MATERIAL PROVIDED:
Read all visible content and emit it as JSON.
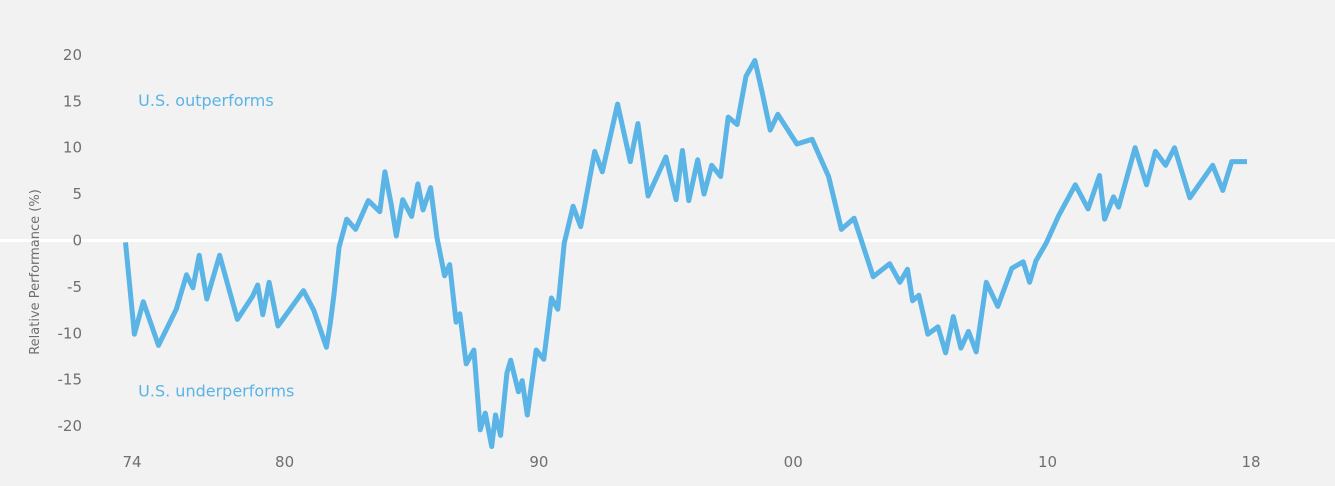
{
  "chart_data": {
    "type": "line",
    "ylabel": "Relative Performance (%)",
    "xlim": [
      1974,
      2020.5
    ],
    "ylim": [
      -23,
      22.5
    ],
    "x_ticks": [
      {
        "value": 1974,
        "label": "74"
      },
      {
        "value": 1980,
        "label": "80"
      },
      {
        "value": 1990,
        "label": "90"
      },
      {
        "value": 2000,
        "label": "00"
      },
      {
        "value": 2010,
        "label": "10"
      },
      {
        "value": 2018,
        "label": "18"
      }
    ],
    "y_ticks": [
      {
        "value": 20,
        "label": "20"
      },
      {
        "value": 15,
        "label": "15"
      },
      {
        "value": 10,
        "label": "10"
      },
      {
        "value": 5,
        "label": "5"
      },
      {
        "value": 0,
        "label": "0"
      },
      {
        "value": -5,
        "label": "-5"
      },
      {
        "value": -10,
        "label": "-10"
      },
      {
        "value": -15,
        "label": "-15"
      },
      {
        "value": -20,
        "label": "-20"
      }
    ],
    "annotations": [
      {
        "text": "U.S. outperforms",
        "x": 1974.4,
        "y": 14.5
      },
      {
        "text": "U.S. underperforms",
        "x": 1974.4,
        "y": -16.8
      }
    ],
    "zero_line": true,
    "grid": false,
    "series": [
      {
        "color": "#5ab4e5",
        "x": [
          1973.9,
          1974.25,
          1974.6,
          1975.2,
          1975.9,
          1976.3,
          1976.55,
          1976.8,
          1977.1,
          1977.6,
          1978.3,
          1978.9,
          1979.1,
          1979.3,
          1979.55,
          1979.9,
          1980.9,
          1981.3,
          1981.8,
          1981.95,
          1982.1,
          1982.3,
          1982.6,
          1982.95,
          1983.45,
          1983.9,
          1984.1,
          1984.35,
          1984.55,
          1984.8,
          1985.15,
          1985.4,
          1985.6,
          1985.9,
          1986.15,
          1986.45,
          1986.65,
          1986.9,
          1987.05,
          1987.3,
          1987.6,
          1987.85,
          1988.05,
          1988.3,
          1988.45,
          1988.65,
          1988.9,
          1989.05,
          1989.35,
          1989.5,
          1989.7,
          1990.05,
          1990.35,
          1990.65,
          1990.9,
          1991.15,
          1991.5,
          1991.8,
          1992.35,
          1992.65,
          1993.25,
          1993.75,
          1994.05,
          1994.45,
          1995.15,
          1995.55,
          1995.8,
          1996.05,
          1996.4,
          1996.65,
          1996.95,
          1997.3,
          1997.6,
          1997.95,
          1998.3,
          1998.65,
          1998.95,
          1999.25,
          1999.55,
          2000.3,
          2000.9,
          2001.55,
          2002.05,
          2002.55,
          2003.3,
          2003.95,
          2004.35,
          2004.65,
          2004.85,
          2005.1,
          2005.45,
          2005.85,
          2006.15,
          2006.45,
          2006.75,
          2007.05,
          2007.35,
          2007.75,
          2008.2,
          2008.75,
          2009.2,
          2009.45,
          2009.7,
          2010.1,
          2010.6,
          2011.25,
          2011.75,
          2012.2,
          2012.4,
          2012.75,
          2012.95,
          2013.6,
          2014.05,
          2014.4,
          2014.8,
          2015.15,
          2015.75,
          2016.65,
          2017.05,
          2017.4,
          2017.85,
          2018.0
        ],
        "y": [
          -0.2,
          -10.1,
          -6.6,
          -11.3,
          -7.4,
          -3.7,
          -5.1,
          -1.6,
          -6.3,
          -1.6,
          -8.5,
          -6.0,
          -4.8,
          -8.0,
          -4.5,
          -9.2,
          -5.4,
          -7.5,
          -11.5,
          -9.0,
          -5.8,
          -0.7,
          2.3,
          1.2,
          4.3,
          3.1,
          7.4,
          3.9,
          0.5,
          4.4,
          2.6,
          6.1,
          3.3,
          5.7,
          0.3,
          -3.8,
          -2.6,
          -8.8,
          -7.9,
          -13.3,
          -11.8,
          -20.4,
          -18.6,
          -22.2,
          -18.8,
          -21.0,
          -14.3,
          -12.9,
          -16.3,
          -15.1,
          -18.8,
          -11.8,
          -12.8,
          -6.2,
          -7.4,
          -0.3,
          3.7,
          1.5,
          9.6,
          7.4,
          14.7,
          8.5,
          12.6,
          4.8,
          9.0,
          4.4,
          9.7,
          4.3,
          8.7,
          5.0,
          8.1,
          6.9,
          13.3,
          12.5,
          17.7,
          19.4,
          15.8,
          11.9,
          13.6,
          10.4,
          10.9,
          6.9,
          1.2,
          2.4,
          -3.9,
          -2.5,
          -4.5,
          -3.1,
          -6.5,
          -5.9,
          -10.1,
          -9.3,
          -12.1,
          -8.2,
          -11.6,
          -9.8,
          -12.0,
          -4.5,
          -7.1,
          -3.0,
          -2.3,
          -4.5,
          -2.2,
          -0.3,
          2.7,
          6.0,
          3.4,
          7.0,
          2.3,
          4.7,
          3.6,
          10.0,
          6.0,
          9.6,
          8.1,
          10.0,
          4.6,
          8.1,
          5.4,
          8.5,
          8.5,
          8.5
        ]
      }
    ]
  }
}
---
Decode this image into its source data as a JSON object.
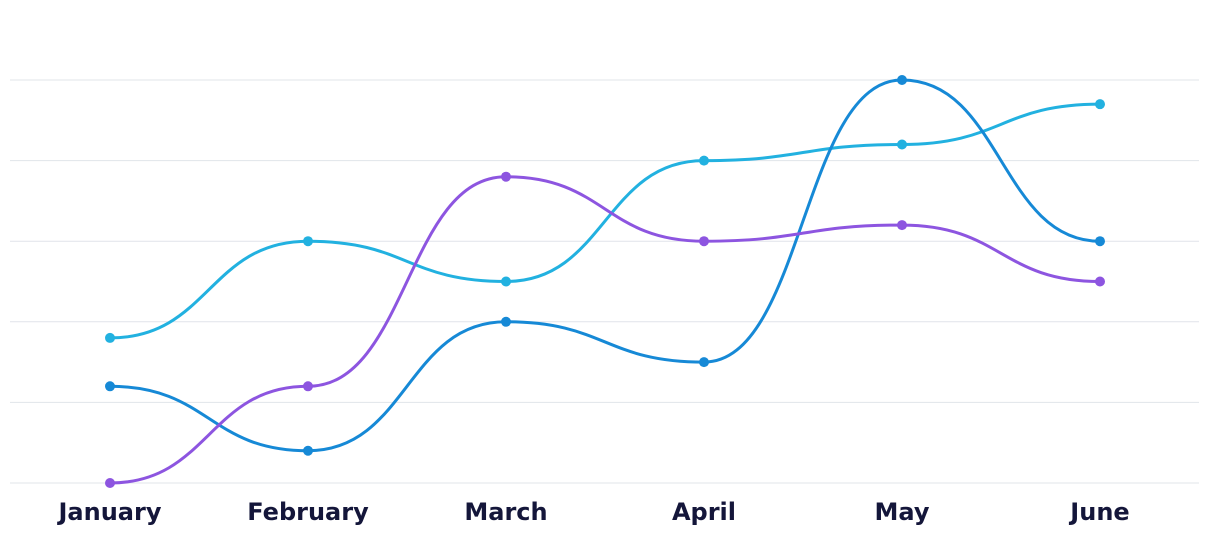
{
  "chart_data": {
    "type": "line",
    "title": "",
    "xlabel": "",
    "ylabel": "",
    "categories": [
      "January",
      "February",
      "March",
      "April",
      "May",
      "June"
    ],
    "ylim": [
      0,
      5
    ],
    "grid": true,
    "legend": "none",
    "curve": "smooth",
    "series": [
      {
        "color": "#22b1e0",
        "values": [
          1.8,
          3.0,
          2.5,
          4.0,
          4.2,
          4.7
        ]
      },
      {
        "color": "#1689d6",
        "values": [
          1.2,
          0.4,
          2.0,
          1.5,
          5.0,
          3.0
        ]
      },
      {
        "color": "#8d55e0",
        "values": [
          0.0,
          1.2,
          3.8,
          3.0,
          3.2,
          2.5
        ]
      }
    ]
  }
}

EXERCISE GOAL: Copy out every line of the material above that mentions the word "color".

REPLY TO THE TASK:
        "color": "#5ab4e5",
        "color": "#22b1e0",
        "color": "#1689d6",
        "color": "#8d55e0",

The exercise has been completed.